Passage:
════════════════
Just a few decades after Jesus left his disciples to carry on the work of their apostleship, many problems arose. One of those problems is that Christians who had a Jewish background did not grow as zealous as Christians who had a pagan background. Jewish Christians became sluggish and were in danger of losing their faith in Christ because persecution was fast approaching. Hebrews 6:1-8 is a warning. The author is trying to show them that although they are grieving the Holy Spirit of Christ, it is in His nature to patiently encourage them, so that they do not continue to be sluggish and lose their faith completely, Hebrew 6:10-12.
Grieving the Holy Spirit of Christ is very dangerous, Ephesians 4:30. A lifestyle of apathetic self-satisfaction can breed hate, when persecution arises. Blaspheming the Holy Spirit can get you condemned, Mark 3:28-20 & James 2:7. The Jewish Christians were not interested in being mature, they were satisfied with what they knew about Jesus and were bored with the doctrine of Christ, Hebrews 4:11-12. This attitude is an ongoing lifestyle, and if we continue living it, it is impossible to turn around from it while feeding spiritual laziness, Heb. 6:4. The term “crucifying once again” is present tense. If we stop that lifestyle, then we are no longer blaspheming His Spirit, and THEN we can turn around. Christ’s Spirit takes on this abuse and still pleads for us to STOP, even while we are refusing to grow. Faithful Christians should pray for sluggish Christians losing interest in Christ, so that God may give them an opportunity to repent, see 2nd Timothy 2:25. What can motivate them to stop being lazy?
════════════════
Entries shown:
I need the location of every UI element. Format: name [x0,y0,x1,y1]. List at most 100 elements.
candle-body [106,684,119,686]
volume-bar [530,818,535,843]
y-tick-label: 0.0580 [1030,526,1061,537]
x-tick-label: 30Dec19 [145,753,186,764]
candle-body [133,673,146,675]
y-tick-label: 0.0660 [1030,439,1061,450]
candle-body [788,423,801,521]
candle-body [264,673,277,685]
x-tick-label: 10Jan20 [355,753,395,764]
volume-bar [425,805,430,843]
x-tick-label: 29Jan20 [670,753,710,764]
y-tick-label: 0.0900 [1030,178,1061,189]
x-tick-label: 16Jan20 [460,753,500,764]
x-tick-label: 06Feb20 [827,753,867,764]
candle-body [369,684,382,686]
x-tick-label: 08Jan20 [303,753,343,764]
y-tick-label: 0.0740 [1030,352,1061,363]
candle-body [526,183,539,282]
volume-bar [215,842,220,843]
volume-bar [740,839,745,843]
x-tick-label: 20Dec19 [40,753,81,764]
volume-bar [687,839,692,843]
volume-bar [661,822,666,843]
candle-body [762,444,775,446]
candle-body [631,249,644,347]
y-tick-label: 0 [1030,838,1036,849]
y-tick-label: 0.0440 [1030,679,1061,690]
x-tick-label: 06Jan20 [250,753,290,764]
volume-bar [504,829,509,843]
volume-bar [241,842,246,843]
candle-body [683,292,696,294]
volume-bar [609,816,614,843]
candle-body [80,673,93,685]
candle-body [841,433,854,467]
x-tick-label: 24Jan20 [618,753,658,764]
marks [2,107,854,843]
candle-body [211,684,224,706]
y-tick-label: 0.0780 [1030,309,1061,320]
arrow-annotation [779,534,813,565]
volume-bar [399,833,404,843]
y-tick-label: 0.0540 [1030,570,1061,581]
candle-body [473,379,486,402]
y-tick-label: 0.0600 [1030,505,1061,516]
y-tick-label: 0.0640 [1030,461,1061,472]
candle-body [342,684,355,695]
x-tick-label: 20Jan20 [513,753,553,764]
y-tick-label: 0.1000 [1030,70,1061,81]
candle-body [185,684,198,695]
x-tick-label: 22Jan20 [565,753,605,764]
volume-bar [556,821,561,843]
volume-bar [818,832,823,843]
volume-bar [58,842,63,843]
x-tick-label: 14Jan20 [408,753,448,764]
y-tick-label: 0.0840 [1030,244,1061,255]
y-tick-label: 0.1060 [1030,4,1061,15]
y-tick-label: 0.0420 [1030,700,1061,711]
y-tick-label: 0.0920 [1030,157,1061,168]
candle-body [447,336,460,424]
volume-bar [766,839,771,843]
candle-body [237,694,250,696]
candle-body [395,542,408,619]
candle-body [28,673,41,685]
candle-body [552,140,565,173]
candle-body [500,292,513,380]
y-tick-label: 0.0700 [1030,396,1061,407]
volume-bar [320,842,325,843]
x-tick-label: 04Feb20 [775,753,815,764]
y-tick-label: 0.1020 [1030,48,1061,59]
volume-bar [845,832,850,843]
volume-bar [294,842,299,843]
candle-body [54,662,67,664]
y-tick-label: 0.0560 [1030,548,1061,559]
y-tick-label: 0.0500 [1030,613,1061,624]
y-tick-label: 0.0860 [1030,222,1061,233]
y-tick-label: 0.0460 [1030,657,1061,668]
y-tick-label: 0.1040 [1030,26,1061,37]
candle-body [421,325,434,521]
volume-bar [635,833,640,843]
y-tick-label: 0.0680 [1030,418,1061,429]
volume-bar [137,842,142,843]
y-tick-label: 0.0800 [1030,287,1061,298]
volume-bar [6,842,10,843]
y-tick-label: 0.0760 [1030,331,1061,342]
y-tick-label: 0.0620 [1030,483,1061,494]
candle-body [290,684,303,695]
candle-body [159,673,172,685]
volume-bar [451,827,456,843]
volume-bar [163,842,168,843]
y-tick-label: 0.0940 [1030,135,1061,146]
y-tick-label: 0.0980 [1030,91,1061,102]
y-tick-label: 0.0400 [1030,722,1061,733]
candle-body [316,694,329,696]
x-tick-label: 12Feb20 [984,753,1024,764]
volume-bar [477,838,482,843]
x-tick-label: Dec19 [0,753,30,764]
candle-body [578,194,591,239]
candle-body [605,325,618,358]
════════════════
Work to complete:
A. Name every book of the Bible, other than Hebrews, that the passage on grieving the Holy Spirit cites.
B. Print the passage on grieving the Holy Spirit from "Just a few decades" to "completely, Hebrew 6:10-12.".

Outputs for the tasks:
A.
Ephesians
Mark
James
2nd Timothy

B.
Just a few decades after Jesus left his disciples to carry on the work of their apostleship, many problems arose. One of those problems is that Christians who had a Jewish background did not grow as zealous as Christians who had a pagan background. Jewish Christians became sluggish and were in danger of losing their faith in Christ because persecution was fast approaching. Hebrews 6:1-8 is a warning. The author is trying to show them that although they are grieving the Holy Spirit of Christ, it is in His nature to patiently encourage them, so that they do not continue to be sluggish and lose their faith completely, Hebrew 6:10-12.